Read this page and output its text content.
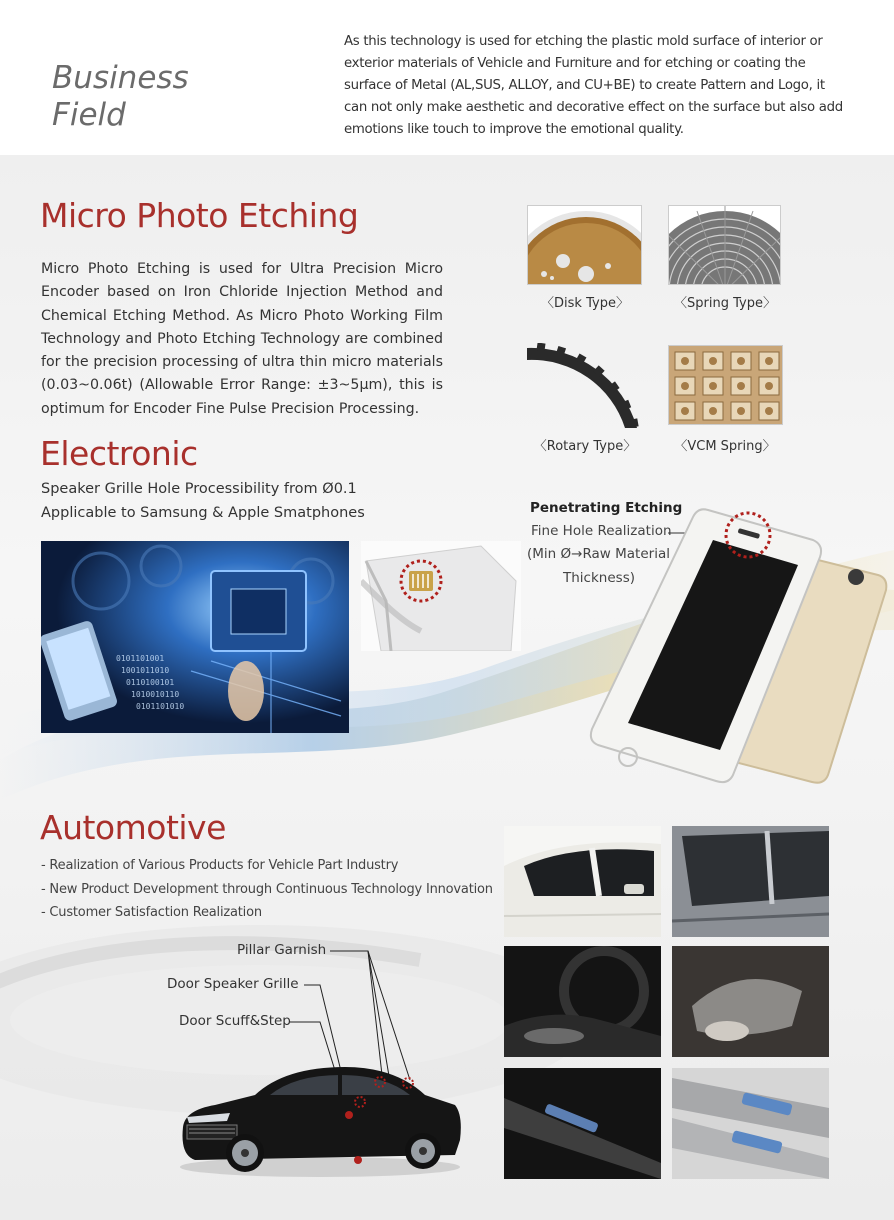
Business
Field
As this technology is used for etching the plastic mold surface of interior or exterior materials of Vehicle and Furniture and for etching or coating the surface of Metal (AL,SUS, ALLOY, and CU+BE) to create Pattern and Logo, it can not only make aesthetic and decorative effect on the surface but also add emotions like touch to improve the emotional quality.
Micro Photo Etching
Micro Photo Etching is used for Ultra Precision Micro Encoder based on Iron Chloride Injection Method and Chemical Etching Method. As Micro Photo Working Film Technology and Photo Etching Technology are combined for the precision processing of ultra thin micro materials (0.03~0.06t) (Allowable Error Range: ±3~5μm), this is optimum for Encoder Fine Pulse Precision Processing.
〈Disk Type〉	〈Spring Type〉
〈Rotary Type〉	〈VCM Spring〉
Electronic
Speaker Grille Hole Processibility from Ø0.1
Applicable to Samsung & Apple Smatphones
0101101001
1001011010
0110100101
1010010110
0101101010
Penetrating Etching
Fine Hole Realization
(Min Ø→Raw Material
Thickness)
Automotive
- Realization of Various Products for Vehicle Part Industry
- New Product Development through Continuous Technology Innovation
- Customer Satisfaction Realization
Pillar Garnish
Door Speaker Grille
Door Scuff&Step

================

GIVEN INSTRUCTION
None of the pictures should appear; repeat the records exactly otherwise.

FINAL ANSWER
Read this page and output its text content.
Business
Field
As this technology is used for etching the plastic mold surface of interior or exterior materials of Vehicle and Furniture and for etching or coating the surface of Metal (AL,SUS, ALLOY, and CU+BE) to create Pattern and Logo, it can not only make aesthetic and decorative effect on the surface but also add emotions like touch to improve the emotional quality.
Micro Photo Etching
Micro Photo Etching is used for Ultra Precision Micro Encoder based on Iron Chloride Injection Method and Chemical Etching Method. As Micro Photo Working Film Technology and Photo Etching Technology are combined for the precision processing of ultra thin micro materials (0.03~0.06t) (Allowable Error Range: ±3~5μm), this is optimum for Encoder Fine Pulse Precision Processing.
〈Disk Type〉	〈Spring Type〉
〈Rotary Type〉	〈VCM Spring〉
Electronic
Speaker Grille Hole Processibility from Ø0.1
Applicable to Samsung & Apple Smatphones
0101101001
1001011010
0110100101
1010010110
0101101010
Penetrating Etching
Fine Hole Realization
(Min Ø→Raw Material
Thickness)
Automotive
- Realization of Various Products for Vehicle Part Industry
- New Product Development through Continuous Technology Innovation
- Customer Satisfaction Realization
Pillar Garnish
Door Speaker Grille
Door Scuff&Step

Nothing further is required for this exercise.